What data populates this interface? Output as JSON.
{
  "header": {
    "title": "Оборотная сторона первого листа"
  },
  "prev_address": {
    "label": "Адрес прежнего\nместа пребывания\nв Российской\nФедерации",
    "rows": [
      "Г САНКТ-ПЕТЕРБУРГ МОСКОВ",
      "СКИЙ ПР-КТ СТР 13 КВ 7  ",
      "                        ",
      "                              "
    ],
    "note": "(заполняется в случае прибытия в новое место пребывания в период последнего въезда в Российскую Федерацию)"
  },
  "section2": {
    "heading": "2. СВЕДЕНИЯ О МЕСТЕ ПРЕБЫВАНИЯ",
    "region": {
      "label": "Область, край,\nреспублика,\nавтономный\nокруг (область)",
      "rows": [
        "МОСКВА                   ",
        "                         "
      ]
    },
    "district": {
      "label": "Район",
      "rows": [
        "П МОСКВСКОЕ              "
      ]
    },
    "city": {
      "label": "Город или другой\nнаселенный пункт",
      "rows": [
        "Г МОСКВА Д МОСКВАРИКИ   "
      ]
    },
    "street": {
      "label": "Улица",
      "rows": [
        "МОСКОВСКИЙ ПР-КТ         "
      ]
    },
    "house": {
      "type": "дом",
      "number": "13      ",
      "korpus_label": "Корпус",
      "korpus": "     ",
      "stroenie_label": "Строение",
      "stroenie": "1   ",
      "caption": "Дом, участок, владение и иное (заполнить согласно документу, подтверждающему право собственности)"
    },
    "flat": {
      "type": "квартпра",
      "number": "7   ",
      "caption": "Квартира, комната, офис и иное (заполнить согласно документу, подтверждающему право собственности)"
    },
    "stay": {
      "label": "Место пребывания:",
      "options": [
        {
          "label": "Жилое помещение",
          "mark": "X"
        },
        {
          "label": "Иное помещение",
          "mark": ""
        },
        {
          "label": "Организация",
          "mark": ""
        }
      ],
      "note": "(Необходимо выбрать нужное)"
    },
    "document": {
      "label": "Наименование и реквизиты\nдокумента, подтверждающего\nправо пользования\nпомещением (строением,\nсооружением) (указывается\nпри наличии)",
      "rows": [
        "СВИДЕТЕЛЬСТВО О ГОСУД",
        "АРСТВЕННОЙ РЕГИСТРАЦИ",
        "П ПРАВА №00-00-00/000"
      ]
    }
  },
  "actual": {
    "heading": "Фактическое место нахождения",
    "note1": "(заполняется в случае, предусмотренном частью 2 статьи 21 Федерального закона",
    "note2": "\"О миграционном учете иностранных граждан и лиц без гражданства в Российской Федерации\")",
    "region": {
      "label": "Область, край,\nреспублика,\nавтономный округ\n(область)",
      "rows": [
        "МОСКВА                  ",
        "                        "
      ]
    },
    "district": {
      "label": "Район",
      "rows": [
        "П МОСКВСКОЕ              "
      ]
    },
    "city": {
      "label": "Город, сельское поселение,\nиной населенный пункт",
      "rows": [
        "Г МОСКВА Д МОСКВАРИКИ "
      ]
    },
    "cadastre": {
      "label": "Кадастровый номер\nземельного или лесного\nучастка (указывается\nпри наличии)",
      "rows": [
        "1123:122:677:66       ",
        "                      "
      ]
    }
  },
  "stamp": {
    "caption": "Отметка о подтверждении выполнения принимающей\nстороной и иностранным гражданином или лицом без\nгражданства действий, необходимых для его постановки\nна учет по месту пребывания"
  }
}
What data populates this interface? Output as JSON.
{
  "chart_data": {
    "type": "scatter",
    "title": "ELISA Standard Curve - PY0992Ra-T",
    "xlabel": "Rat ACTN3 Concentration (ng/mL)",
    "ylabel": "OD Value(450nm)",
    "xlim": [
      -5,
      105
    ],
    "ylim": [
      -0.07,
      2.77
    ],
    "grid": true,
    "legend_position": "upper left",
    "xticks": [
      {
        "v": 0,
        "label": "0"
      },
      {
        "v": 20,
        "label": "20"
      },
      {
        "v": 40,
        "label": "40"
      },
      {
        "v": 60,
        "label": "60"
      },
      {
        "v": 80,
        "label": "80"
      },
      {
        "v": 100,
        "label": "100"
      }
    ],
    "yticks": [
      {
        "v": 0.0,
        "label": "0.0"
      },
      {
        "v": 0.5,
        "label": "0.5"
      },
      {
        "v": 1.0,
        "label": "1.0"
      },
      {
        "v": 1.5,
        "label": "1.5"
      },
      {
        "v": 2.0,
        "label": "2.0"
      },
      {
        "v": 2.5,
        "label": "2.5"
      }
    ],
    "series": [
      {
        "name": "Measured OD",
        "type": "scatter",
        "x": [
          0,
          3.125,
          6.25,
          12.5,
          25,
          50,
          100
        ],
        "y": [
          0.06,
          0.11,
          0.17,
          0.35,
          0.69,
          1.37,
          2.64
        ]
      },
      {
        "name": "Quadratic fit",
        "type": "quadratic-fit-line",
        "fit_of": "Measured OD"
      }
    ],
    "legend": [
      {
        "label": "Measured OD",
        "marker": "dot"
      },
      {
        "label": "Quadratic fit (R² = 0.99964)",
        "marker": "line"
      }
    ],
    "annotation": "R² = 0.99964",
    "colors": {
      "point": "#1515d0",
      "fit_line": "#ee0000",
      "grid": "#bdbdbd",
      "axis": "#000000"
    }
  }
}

--- To be done ---
In the listing above, find each line with the word "заполняется" and copy it.

--- Exercise result ---
    "note": "(заполняется в случае прибытия в новое место пребывания в период последнего въезда в Российскую Федерацию)"
    "note1": "(заполняется в случае, предусмотренном частью 2 статьи 21 Федерального закона",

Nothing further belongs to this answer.